**Task instructions**
Continue the article below about noise, silence and the "Only Human" podcast episode from where it stops.

╭─ Selected excerpt

We live in a world of constant noise: phones buzzing, Gchats pinging, music blasting, cars honking, talking heads talking. It sometimes feels as if you can go an entire day without having a single moment of quiet.
WNYC’s ”Only Human” podcast explored this in Wednesday’s episode, “Take a Breather,” part of its Listen Up! series this week on listening. In the episode, host Mary Harris talks to an expert listener, Kenneth Feinberg, a mediator who works through compensation for the families of victims of tragedies like September 11, the Boston Marathon bombings, and the Sandy Hook shootings. Not light stuff, and, as Feinberg says, it takes a certain level of just being quiet and hearing out the other person — even when the speaker doesn’t believe the listener can understand the depths of their grief.
Through his work, Feinberg has learned that silence and solitude can be healing and are increasingly necessary in today’s noisy world. “I don’t think there’s enough emphasis placed on the value of solitude, especially in American life today,” he tells Harris. “And I think being alone … contemplation and silence while you sort out life’s dilemmas, I think is positive.”
With that, Harris challenges listeners to three minutes of silence. That’s right: A podcast aired 180 seconds of blank space. I tried the experiment and found myself distracted by a couple of Gchat pings, absently tapping on my keyboard, realizing I hadn’t done laundry as I’d planned and probably should, making a mental note to pick up eggs at the grocery store … in other words, while I was quiet, I wasn’t all that silent, and, as Harris herself confesses at the end of the three-minute void, it’s not at all easy and all too human to find silence, well, noisy.

╰─
╭─ Dataset records

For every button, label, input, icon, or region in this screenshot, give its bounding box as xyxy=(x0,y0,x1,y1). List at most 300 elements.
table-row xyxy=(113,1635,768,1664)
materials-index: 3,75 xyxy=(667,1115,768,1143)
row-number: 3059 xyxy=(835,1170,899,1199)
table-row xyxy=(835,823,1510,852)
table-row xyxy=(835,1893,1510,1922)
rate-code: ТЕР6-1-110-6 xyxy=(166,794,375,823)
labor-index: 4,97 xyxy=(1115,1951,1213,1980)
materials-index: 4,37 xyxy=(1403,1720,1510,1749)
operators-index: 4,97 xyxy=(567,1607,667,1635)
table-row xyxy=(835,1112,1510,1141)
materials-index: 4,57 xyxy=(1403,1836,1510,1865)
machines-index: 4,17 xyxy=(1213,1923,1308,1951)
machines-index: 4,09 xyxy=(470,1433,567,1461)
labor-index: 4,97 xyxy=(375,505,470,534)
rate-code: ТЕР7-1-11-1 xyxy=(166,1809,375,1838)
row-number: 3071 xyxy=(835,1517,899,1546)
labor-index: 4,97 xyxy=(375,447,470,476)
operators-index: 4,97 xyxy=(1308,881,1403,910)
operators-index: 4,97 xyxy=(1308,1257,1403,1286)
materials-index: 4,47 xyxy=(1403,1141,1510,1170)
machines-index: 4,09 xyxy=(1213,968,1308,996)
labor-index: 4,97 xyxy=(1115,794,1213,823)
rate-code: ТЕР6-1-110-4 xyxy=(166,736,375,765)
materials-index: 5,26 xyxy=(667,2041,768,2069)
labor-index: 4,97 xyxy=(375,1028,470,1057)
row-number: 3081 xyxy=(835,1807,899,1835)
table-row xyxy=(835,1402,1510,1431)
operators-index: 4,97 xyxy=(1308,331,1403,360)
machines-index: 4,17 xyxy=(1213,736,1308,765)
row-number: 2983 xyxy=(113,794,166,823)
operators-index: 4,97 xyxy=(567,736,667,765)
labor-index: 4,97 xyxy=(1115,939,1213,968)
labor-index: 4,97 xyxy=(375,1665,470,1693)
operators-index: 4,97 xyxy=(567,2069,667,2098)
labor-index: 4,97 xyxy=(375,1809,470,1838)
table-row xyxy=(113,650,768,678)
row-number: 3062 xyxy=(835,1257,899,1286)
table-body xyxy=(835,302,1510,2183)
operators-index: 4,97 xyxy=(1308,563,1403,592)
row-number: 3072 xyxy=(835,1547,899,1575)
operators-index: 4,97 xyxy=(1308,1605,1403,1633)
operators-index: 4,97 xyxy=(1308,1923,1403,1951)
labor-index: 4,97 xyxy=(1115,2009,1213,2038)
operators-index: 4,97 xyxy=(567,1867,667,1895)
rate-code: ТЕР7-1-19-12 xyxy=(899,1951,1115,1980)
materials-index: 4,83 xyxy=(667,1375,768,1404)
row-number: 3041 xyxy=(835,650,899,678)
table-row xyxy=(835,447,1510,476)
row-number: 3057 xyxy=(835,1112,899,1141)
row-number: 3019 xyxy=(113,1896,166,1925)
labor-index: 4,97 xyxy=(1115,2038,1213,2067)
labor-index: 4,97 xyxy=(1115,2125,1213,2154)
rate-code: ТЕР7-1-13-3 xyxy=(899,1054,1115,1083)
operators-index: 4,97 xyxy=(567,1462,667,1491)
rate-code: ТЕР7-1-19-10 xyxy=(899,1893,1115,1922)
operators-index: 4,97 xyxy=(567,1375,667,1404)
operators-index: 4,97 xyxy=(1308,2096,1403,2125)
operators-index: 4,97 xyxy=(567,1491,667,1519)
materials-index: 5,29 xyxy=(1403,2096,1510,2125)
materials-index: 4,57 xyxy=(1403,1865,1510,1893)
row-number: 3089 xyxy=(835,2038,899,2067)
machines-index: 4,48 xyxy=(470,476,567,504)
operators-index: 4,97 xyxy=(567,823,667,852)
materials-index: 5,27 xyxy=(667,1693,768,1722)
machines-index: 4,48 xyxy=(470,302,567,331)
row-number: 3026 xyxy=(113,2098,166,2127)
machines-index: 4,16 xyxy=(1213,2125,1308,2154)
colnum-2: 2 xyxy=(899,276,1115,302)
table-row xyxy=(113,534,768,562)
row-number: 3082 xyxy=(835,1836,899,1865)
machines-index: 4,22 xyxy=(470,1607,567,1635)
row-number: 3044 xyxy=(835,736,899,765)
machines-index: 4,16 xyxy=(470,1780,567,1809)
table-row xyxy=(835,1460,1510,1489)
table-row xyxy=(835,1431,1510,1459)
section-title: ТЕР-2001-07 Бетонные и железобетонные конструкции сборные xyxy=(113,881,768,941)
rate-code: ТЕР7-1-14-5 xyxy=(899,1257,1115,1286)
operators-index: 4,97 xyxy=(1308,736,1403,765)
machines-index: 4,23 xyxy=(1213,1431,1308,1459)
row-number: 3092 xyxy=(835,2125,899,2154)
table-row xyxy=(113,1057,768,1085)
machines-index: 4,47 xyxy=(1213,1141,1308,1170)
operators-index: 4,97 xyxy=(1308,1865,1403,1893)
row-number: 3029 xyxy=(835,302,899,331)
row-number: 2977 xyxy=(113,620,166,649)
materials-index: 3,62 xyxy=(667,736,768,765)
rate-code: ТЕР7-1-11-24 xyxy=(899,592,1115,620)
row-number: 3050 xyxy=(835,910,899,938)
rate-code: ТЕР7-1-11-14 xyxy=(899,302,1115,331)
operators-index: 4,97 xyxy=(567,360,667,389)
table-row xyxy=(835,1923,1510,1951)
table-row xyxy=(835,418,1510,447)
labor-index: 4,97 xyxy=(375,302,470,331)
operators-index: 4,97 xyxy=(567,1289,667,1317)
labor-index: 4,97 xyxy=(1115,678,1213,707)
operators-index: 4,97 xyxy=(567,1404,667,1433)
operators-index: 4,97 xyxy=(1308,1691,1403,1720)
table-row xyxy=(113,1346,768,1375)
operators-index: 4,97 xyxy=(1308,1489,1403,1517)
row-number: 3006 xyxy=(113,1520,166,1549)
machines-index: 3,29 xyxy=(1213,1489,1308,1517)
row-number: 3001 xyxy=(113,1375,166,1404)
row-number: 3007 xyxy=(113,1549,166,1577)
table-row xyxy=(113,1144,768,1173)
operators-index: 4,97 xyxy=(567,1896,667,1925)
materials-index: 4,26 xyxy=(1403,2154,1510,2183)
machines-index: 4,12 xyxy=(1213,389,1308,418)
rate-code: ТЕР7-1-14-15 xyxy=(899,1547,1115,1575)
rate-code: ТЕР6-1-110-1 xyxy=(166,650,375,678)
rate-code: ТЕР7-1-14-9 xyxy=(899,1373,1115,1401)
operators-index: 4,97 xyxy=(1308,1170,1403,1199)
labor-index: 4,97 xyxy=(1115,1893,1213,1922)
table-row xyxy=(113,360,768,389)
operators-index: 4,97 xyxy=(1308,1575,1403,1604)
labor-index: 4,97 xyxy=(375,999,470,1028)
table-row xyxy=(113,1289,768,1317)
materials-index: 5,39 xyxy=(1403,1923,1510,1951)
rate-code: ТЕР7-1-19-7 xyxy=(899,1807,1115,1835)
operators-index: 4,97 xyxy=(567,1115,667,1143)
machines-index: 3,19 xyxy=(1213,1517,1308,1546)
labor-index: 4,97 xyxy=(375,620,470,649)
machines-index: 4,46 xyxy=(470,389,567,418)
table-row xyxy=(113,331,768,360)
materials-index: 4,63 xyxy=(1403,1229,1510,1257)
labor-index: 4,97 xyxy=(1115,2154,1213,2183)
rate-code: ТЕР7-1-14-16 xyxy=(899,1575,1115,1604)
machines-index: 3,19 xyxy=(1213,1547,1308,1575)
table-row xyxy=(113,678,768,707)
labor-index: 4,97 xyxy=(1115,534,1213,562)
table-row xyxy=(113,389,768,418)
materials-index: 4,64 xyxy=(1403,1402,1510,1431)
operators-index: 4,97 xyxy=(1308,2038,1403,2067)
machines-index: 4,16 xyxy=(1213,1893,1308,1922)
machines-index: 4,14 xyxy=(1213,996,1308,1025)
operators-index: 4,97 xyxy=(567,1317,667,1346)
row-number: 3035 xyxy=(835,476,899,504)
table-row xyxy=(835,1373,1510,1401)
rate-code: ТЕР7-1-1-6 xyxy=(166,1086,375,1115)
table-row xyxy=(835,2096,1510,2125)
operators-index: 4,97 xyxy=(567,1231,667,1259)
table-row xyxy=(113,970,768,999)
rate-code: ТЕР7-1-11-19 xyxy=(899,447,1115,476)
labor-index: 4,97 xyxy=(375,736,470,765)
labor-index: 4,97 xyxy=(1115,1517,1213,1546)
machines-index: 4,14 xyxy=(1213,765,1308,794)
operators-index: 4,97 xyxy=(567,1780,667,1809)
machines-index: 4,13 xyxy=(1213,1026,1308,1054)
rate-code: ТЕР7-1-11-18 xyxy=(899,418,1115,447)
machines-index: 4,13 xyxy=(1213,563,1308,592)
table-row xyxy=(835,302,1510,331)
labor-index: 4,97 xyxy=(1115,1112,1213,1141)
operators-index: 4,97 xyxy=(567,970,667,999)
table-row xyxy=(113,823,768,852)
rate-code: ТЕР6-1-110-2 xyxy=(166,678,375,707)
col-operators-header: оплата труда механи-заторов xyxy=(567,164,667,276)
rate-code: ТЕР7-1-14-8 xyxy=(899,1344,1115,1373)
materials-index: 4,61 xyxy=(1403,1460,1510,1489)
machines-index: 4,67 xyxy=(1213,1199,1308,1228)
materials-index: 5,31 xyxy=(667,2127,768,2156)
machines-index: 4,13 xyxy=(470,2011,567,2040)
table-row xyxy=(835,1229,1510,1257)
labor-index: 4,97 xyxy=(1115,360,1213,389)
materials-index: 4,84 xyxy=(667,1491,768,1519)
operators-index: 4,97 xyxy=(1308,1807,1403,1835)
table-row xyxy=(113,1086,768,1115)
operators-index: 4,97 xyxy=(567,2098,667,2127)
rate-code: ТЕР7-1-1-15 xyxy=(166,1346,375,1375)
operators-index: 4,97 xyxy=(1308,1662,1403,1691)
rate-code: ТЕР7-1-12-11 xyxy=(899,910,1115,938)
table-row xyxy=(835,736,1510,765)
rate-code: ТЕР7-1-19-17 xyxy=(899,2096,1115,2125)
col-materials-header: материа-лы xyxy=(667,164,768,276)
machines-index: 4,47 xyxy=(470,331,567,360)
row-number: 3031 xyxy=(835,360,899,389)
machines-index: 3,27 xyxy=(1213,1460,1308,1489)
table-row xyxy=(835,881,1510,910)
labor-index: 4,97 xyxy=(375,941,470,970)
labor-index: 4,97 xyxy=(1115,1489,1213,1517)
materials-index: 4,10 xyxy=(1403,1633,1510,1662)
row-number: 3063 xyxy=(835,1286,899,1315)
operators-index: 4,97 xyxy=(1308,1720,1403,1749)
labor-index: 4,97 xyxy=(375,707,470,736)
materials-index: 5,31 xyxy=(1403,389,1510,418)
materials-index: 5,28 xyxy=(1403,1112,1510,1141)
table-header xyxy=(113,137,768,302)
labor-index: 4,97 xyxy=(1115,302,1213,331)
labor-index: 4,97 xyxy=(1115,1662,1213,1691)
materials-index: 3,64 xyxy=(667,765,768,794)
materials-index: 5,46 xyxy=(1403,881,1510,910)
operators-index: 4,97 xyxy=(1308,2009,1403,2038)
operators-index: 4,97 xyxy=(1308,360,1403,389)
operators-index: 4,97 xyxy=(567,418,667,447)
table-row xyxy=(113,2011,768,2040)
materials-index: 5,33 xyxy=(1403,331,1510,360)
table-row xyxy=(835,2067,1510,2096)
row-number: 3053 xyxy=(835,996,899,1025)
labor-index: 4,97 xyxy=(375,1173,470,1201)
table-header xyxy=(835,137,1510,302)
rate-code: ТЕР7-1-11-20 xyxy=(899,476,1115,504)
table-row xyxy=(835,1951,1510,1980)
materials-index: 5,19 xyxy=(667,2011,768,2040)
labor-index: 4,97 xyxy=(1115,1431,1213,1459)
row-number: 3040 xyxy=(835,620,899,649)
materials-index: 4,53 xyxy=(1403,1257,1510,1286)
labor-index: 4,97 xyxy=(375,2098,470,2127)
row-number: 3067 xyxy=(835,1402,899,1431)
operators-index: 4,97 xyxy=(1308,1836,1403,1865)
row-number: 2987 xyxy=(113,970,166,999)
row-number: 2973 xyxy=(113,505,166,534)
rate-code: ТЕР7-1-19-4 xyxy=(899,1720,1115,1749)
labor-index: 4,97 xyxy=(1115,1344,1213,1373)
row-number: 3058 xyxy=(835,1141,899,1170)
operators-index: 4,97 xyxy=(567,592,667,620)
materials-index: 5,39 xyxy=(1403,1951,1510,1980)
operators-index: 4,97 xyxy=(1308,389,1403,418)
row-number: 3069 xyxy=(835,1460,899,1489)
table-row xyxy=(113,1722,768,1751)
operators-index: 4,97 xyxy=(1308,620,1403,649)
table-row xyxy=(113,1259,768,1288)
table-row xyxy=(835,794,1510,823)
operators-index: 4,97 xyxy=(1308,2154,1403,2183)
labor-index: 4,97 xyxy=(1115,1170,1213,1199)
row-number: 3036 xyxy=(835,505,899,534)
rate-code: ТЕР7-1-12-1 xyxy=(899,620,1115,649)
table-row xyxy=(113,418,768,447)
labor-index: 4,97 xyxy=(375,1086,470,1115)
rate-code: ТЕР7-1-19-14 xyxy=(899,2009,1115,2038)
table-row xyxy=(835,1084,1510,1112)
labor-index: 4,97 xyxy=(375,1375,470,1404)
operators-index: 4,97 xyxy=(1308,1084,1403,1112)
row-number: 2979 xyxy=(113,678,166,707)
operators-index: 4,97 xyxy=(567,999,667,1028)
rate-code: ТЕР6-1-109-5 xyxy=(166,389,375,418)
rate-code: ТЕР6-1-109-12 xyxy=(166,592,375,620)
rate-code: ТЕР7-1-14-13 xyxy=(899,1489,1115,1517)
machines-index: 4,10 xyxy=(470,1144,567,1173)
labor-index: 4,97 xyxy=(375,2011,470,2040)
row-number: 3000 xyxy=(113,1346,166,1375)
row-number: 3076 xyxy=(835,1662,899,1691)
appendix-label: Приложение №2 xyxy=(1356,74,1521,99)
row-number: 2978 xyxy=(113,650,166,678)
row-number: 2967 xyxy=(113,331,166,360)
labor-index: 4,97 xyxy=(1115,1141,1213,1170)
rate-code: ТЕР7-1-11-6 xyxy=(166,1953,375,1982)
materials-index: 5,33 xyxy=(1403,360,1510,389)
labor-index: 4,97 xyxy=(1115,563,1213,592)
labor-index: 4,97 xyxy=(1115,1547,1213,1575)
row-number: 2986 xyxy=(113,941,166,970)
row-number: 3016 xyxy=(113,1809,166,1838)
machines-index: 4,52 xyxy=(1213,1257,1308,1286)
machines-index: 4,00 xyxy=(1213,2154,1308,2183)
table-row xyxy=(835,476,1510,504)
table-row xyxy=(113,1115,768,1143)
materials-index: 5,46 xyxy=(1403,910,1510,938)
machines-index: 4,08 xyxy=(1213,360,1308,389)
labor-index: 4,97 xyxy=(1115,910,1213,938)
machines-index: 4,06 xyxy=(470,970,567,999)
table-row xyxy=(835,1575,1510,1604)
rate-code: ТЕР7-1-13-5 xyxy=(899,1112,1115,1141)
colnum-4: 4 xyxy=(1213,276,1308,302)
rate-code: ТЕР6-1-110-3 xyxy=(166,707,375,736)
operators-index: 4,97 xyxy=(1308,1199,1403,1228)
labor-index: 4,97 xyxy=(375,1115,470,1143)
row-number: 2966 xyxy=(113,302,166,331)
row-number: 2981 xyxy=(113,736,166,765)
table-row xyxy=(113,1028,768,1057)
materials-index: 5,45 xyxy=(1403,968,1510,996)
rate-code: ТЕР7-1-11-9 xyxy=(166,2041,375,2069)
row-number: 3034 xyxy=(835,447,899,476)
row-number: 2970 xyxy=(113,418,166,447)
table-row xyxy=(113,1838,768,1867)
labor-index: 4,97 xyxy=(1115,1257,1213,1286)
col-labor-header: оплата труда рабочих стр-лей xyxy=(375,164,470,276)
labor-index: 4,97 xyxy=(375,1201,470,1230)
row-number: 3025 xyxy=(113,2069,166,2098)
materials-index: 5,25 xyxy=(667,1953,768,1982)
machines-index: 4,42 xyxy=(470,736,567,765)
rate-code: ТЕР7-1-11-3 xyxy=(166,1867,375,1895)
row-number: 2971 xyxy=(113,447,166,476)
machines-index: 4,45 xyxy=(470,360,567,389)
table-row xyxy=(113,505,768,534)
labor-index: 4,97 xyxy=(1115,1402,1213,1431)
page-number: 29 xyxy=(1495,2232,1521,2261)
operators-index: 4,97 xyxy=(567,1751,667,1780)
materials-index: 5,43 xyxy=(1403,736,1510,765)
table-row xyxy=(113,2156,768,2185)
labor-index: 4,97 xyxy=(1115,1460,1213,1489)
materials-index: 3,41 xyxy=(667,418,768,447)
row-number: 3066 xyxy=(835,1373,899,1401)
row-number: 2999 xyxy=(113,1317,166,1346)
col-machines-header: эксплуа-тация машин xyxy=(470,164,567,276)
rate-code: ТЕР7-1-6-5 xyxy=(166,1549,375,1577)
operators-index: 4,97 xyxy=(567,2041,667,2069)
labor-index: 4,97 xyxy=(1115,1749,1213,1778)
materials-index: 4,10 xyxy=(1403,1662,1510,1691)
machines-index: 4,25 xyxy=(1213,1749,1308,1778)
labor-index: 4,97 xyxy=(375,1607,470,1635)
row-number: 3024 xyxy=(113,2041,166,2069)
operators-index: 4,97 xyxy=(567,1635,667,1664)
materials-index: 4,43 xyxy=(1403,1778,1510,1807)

╰─

**Written answer**
But scientists have long argued that the seemingly simple goal of attaining total and complete silence in one’s surroundings and in one’s head is fundamentally good for you. In what’s probably the most in-depth piece on the field of silence, author Daniel A. Gross profiles scientists who study silence — which, ironically, often involves music and noise, like Duke University’s Imke Kirste, a regenerative biologist who in 2013 was doing what seemed like a fairly straightforward study on how sounds affected the brains of adult mice.
Instead, in a paper she co-authored titled “Is Silence Golden?” Kirste found that “two hours of silence per day prompted cell development in the hippocampus region of the brain,” where memories are formed. Silence was, in fact, better than music for creating new brain cells. This is huge: It implies that for patients with dementia or depression, silence can be downright therapeutic.
So go ahead. Put on those noise-cancelling headphones, close your eyes for three minutes, and say or do exactly nothing. Those three minutes might be the key to a more productive and happier subsequent 23 hours and 57 minutes.